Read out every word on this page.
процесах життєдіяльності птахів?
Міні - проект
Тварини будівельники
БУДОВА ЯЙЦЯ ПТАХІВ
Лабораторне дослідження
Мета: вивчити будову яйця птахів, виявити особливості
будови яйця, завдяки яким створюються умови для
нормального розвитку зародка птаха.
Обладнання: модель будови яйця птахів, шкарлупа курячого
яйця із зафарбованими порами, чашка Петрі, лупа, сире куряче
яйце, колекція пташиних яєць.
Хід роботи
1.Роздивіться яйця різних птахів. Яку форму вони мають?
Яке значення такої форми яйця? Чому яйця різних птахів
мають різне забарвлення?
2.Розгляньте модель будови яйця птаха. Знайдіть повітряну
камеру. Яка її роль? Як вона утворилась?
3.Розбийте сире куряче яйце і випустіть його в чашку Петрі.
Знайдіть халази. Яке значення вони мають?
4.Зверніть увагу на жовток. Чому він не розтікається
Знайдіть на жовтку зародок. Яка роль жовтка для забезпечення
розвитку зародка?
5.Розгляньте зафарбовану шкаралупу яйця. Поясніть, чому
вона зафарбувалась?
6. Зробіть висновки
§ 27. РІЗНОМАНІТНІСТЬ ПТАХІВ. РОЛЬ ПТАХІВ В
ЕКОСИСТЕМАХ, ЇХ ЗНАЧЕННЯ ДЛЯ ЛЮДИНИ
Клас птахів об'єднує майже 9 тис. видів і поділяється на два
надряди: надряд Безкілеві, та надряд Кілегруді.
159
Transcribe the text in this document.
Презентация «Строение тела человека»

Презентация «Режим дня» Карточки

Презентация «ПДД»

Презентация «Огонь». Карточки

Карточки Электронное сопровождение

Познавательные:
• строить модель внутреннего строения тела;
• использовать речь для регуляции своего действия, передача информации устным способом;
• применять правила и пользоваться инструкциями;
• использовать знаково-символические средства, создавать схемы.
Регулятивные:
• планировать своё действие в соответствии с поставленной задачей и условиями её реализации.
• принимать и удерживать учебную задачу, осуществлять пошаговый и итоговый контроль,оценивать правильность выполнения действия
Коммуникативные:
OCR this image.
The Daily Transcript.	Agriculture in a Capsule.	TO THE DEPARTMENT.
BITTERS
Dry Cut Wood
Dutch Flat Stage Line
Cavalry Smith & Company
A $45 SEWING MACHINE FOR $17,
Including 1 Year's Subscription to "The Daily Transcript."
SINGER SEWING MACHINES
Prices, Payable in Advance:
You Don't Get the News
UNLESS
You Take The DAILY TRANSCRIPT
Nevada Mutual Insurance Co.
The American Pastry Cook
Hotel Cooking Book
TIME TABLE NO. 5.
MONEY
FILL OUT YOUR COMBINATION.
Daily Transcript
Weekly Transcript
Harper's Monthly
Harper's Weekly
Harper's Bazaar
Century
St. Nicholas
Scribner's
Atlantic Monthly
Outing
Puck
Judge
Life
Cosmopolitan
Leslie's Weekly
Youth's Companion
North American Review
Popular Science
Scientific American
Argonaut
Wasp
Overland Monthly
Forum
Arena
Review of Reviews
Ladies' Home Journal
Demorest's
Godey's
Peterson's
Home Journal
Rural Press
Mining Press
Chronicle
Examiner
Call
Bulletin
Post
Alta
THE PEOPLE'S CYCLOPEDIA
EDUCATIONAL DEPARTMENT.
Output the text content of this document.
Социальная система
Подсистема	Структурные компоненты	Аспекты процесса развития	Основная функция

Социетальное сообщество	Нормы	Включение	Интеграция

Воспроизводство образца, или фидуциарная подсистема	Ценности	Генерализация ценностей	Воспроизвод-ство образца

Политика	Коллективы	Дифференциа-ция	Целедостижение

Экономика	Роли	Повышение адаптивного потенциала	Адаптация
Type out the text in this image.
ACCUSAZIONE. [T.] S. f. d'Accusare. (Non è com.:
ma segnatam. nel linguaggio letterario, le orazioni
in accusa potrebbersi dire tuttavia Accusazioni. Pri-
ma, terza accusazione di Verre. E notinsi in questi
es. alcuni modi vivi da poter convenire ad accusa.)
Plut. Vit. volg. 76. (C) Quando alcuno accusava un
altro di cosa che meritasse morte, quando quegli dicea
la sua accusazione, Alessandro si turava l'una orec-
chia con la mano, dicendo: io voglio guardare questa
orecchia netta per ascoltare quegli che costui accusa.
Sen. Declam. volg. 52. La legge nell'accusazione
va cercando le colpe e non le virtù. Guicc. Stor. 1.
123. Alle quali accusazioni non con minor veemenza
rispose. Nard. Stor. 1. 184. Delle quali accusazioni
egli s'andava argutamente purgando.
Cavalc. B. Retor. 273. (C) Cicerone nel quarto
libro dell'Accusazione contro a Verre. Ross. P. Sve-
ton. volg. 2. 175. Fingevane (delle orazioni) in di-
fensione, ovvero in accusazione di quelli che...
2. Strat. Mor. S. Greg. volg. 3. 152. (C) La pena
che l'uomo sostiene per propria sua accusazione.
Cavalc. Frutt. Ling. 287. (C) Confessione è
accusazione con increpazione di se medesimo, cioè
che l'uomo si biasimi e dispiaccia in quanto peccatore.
####
Looking at the material above, count the lines that hold "птаха" and give the total alone.

2